**Entries supplied**

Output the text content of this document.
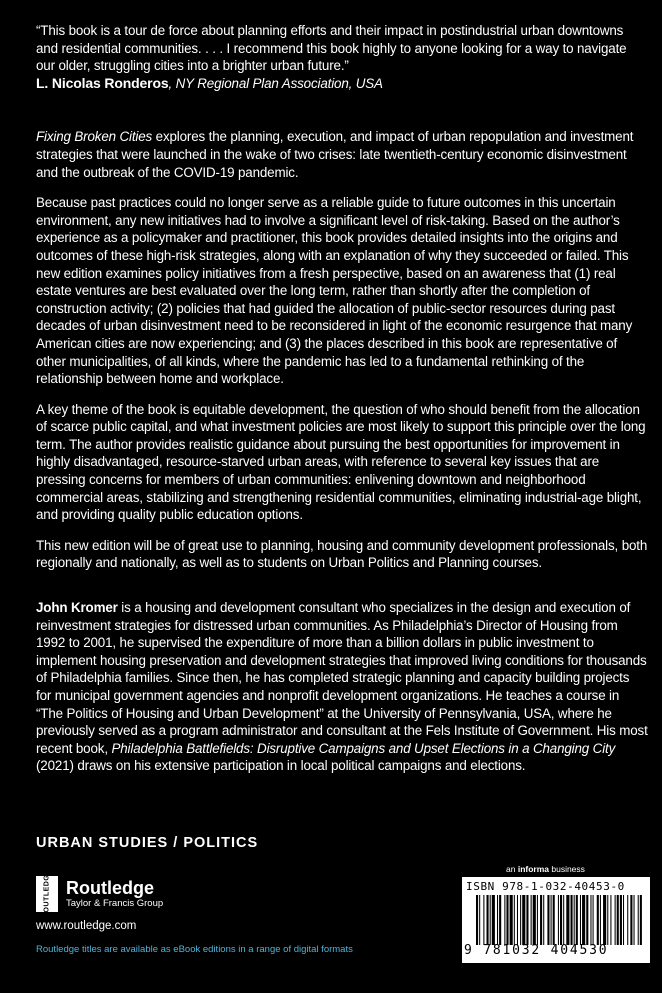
“This book is a tour de force about planning efforts and their impact in postindustrial urban downtowns and residential communities. . . . I recommend this book highly to anyone looking for a way to navigate our older, struggling cities into a brighter urban future.”

L. Nicolas Ronderos, NY Regional Plan Association, USA

Fixing Broken Cities explores the planning, execution, and impact of urban repopulation and investment strategies that were launched in the wake of two crises: late twentieth-century economic disinvestment and the outbreak of the COVID-19 pandemic.

Because past practices could no longer serve as a reliable guide to future outcomes in this uncertain environment, any new initiatives had to involve a significant level of risk-taking. Based on the author’s experience as a policymaker and practitioner, this book provides detailed insights into the origins and outcomes of these high-risk strategies, along with an explanation of why they succeeded or failed. This new edition examines policy initiatives from a fresh perspective, based on an awareness that (1) real estate ventures are best evaluated over the long term, rather than shortly after the completion of construction activity; (2) policies that had guided the allocation of public-sector resources during past decades of urban disinvestment need to be reconsidered in light of the economic resurgence that many American cities are now experiencing; and (3) the places described in this book are representative of other municipalities, of all kinds, where the pandemic has led to a fundamental rethinking of the relationship between home and workplace.

A key theme of the book is equitable development, the question of who should benefit from the allocation of scarce public capital, and what investment policies are most likely to support this principle over the long term. The author provides realistic guidance about pursuing the best opportunities for improvement in highly disadvantaged, resource-starved urban areas, with reference to several key issues that are pressing concerns for members of urban communities: enlivening downtown and neighborhood commercial areas, stabilizing and strengthening residential communities, eliminating industrial-age blight, and providing quality public education options.

This new edition will be of great use to planning, housing and community development professionals, both regionally and nationally, as well as to students on Urban Politics and Planning courses.

John Kromer is a housing and development consultant who specializes in the design and execution of reinvestment strategies for distressed urban communities. As Philadelphia’s Director of Housing from 1992 to 2001, he supervised the expenditure of more than a billion dollars in public investment to implement housing preservation and development strategies that improved living conditions for thousands of Philadelphia families. Since then, he has completed strategic planning and capacity building projects for municipal government agencies and nonprofit development organizations. He teaches a course in “The Politics of Housing and Urban Development” at the University of Pennsylvania, USA, where he previously served as a program administrator and consultant at the Fels Institute of Government. His most recent book, Philadelphia Battlefields: Disruptive Campaigns and Upset Elections in a Changing City (2021) draws on his extensive participation in local political campaigns and elections.

URBAN STUDIES / POLITICS
ROUTLEDGE Routledge
Taylor & Francis Group
www.routledge.com
Routledge titles are available as eBook editions in a range of digital formats
an informa business
ISBN 978-1-032-40453-0
9 781032 404530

**Your instructions**
Each line of the material that holds the string "impact" counts once; give the total alone.

**The reply**
2